**YOUR GOAL**
Reproduce the stretch from "## What It Is" through "sued, or robbed." in the sensitive data definition page, word for word.

---
title: "Sensitive Data — AP Cybersecurity Definition & Exam Guide"
description: "Sensitive data is information that causes real harm if exposed, like PII, PHI, or regulated records. Learn how it ties to confidentiality risk and Unit 5 attacks."
canonical: "https://fiveable.me/ap-cybersecurity/key-terms/sensitive-data"
type: "key-term"
subject: "AP Cybersecurity"
unit: "Unit 5"
---

# Sensitive Data — AP Cybersecurity Definition & Exam Guide

## Definition

In AP Cybersecurity, sensitive data is information that would cause loss, harm, or legal trouble if accessed by the wrong people, such as PII, PHI, financial records, or data governed by laws and regulations.

## What It Is

Sensitive data is any information that needs protection because exposing it causes real damage. Think personal records (PII), health information (PHI), payment card data (PCI), or proprietary designs like the next jet engine a company is building for the Air Force. If an [adversary](/ap-cybersecurity/key-terms/adversary "fv-autolink") gets it, someone gets hurt, sued, or robbed.

The key idea from **EK 5.1.C.1** is that protecting sensitive data means guarding all three parts of the CIA triad. Confidentiality is compromised when unauthorized people can read it. Integrity is compromised when someone alters it. Availability is compromised when it gets destroyed or [encrypted](/ap-cybersecurity/unit-1/best-practices-for-public-networks/study-guide/nli0fCFfA8OIiMHEGsBP "fv-autolink") so the real owner can't reach it. **EK 5.1.C.2** adds the part that matters most for risk scoring: data governed by laws or regulations counts as *highly* sensitive, so a likely [exploit](/ap-cybersecurity/unit-2/cyber-foundations/study-guide/0oS8jJyX7iolYntwz5Eh "fv-autolink") against it is a high risk, not a minor one.

**SUPPLIED INFORMATION**
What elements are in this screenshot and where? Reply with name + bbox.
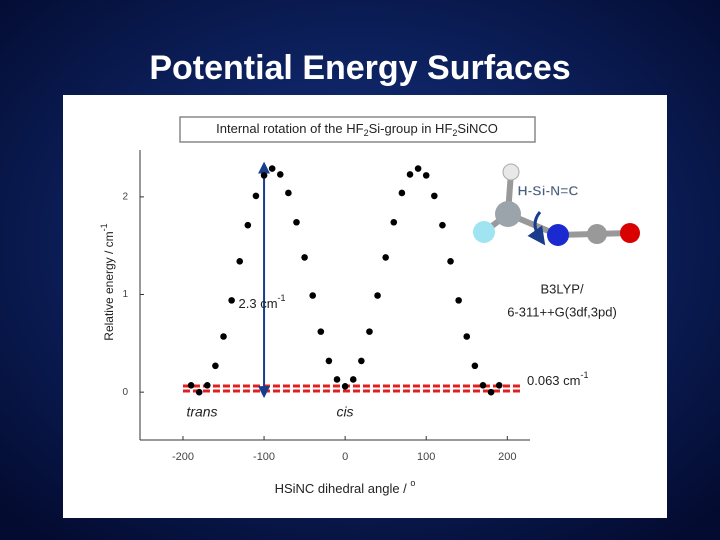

**EXERCISE RESPONSE**
## What It Is

Sensitive data is any information that needs protection because exposing it causes real damage. Think personal records (PII), health information (PHI), payment card data (PCI), or proprietary designs like the next jet engine a company is building for the Air Force. If an [adversary](/ap-cybersecurity/key-terms/adversary "fv-autolink") gets it, someone gets hurt, sued, or robbed.